-- Task goal --
Determine how many lines of the entries contain "Cuarta". Reply with that number alone.

-- Data for processing --
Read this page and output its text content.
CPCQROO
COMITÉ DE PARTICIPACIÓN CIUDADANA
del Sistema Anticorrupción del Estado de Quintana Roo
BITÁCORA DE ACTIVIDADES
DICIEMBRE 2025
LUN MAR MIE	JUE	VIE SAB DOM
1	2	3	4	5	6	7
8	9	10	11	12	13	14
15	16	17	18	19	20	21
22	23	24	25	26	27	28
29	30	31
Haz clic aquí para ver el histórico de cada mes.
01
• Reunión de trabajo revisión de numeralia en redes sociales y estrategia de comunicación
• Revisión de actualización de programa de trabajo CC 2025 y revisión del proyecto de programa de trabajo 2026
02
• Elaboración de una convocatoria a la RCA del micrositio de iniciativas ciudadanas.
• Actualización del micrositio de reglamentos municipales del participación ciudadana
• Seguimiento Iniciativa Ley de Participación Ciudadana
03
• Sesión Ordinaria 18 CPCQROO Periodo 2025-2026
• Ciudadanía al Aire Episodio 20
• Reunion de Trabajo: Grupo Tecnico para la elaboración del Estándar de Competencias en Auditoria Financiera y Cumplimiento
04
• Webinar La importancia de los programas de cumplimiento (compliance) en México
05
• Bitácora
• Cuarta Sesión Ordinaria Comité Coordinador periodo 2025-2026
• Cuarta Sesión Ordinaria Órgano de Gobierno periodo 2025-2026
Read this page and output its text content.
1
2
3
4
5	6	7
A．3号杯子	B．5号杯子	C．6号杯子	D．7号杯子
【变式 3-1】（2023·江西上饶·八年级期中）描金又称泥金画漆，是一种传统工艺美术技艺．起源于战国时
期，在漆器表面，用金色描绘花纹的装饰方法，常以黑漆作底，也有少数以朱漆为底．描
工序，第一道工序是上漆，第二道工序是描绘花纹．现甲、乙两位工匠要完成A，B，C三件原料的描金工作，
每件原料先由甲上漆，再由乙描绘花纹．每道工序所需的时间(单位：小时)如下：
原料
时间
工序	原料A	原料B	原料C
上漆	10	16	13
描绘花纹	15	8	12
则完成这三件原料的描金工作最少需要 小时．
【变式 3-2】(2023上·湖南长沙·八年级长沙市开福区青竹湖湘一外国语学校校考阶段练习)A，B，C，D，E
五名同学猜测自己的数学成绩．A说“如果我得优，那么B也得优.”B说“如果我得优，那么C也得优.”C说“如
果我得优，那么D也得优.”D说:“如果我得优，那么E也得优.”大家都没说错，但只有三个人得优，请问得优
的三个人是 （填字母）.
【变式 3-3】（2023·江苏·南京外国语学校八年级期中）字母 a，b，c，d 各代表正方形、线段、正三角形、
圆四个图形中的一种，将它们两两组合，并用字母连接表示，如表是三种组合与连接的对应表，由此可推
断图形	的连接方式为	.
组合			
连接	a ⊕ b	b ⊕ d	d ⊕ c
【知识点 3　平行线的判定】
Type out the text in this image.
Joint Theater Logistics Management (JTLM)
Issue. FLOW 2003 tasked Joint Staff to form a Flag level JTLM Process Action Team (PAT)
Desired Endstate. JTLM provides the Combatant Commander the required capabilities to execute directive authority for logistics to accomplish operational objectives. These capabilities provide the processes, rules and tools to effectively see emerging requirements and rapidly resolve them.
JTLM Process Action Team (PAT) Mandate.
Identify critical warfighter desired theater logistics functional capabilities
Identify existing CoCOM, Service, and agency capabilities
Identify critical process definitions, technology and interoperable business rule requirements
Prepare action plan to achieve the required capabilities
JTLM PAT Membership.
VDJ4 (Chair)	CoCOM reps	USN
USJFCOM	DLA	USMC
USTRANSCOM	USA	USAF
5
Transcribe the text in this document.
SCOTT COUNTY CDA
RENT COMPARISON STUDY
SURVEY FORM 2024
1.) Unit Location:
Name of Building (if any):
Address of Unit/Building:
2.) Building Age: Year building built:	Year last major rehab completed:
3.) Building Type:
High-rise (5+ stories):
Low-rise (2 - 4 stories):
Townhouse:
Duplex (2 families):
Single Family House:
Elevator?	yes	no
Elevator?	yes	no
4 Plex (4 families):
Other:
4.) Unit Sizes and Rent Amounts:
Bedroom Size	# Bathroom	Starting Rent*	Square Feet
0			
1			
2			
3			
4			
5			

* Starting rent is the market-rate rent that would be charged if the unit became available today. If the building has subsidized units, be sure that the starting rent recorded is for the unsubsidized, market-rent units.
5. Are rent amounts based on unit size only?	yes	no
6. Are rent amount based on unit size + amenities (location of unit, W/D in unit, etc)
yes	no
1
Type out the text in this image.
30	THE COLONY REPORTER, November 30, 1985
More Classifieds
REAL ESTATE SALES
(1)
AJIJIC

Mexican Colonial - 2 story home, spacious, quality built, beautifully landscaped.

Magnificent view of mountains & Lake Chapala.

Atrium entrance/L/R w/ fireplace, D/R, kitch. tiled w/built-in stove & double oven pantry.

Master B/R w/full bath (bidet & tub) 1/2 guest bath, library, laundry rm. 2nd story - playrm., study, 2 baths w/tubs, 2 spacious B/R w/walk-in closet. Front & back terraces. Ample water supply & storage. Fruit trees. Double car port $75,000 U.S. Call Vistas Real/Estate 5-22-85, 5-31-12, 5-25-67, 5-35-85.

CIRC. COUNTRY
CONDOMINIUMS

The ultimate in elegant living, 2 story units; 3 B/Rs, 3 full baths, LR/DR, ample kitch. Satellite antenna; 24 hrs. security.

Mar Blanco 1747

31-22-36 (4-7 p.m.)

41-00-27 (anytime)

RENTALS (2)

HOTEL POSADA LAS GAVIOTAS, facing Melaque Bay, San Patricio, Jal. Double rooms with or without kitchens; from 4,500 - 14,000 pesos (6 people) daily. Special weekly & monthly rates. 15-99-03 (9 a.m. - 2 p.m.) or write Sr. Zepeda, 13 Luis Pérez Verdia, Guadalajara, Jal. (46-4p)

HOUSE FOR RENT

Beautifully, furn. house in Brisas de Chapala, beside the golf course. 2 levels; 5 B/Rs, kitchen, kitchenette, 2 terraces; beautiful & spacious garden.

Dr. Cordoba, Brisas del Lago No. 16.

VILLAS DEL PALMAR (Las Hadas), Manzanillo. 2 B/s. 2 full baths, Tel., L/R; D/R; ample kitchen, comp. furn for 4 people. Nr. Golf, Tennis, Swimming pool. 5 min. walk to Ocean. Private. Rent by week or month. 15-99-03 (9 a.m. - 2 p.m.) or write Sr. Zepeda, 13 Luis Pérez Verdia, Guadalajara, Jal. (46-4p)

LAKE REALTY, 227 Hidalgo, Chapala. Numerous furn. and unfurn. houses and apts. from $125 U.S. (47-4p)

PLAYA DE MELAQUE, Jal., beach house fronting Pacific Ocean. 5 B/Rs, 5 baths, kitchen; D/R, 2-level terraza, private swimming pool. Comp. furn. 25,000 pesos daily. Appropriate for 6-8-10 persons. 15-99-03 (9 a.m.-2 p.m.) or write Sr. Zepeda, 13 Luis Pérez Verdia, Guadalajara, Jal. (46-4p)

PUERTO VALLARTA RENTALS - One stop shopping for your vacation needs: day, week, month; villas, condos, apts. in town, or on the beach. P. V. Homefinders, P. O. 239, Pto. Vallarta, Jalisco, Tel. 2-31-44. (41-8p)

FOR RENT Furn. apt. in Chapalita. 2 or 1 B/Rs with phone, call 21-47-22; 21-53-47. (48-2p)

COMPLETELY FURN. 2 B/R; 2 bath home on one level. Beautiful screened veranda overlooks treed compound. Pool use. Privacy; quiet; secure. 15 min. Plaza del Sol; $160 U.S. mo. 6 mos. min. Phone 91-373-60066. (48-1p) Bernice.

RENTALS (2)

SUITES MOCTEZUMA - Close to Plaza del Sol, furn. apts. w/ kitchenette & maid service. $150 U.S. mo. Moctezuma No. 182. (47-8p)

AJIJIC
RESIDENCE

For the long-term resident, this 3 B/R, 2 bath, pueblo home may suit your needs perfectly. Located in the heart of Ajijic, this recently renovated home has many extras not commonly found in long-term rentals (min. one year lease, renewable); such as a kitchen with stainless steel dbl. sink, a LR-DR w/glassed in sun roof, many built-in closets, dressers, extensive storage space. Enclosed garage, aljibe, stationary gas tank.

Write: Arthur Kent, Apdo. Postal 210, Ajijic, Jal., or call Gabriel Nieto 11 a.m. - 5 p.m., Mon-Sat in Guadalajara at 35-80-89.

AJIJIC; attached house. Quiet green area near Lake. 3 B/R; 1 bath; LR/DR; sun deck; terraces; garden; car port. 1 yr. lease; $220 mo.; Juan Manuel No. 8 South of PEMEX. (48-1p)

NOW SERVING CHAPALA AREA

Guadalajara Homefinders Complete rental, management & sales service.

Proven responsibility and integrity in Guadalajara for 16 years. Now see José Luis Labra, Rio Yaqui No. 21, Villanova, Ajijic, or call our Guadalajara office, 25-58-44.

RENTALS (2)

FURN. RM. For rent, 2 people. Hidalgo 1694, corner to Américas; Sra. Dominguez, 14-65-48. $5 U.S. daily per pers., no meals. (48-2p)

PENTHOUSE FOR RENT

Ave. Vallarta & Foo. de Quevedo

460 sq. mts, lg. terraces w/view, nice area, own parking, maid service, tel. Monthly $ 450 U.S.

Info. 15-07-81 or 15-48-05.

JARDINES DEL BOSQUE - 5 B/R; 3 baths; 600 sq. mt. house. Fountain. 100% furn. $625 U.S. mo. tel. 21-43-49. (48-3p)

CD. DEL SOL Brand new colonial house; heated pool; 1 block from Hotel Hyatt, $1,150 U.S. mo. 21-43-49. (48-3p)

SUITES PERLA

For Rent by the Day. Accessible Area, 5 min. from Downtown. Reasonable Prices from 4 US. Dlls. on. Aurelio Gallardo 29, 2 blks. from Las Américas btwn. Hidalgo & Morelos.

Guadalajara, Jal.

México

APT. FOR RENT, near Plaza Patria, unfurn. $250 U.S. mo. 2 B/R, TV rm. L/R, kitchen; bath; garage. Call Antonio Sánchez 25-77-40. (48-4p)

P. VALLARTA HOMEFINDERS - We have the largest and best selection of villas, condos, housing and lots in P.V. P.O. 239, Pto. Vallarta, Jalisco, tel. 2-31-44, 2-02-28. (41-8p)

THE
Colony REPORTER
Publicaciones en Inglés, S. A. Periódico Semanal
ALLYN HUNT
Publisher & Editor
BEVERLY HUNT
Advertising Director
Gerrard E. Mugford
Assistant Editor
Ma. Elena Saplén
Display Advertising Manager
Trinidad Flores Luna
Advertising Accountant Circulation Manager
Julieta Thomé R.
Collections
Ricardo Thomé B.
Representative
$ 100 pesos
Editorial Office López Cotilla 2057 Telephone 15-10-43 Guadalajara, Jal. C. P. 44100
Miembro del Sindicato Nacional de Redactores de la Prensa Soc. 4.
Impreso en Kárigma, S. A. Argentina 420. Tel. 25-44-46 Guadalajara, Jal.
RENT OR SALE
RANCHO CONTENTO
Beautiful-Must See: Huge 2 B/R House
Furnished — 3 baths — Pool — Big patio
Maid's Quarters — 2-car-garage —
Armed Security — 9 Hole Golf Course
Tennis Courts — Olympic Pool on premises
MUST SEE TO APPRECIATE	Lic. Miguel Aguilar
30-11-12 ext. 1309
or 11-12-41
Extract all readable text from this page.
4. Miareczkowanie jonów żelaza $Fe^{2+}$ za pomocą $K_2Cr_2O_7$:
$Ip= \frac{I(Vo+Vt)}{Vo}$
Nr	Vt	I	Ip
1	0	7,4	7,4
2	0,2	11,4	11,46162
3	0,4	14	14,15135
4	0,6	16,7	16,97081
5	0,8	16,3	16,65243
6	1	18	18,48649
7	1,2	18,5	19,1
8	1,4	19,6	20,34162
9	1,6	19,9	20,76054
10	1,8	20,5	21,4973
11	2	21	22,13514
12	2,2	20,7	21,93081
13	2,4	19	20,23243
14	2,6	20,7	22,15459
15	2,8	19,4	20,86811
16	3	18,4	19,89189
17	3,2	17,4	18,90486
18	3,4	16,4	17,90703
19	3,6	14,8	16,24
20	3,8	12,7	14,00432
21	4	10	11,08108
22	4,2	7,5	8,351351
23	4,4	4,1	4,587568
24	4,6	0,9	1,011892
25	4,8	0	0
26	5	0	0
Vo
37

-- The solution --
2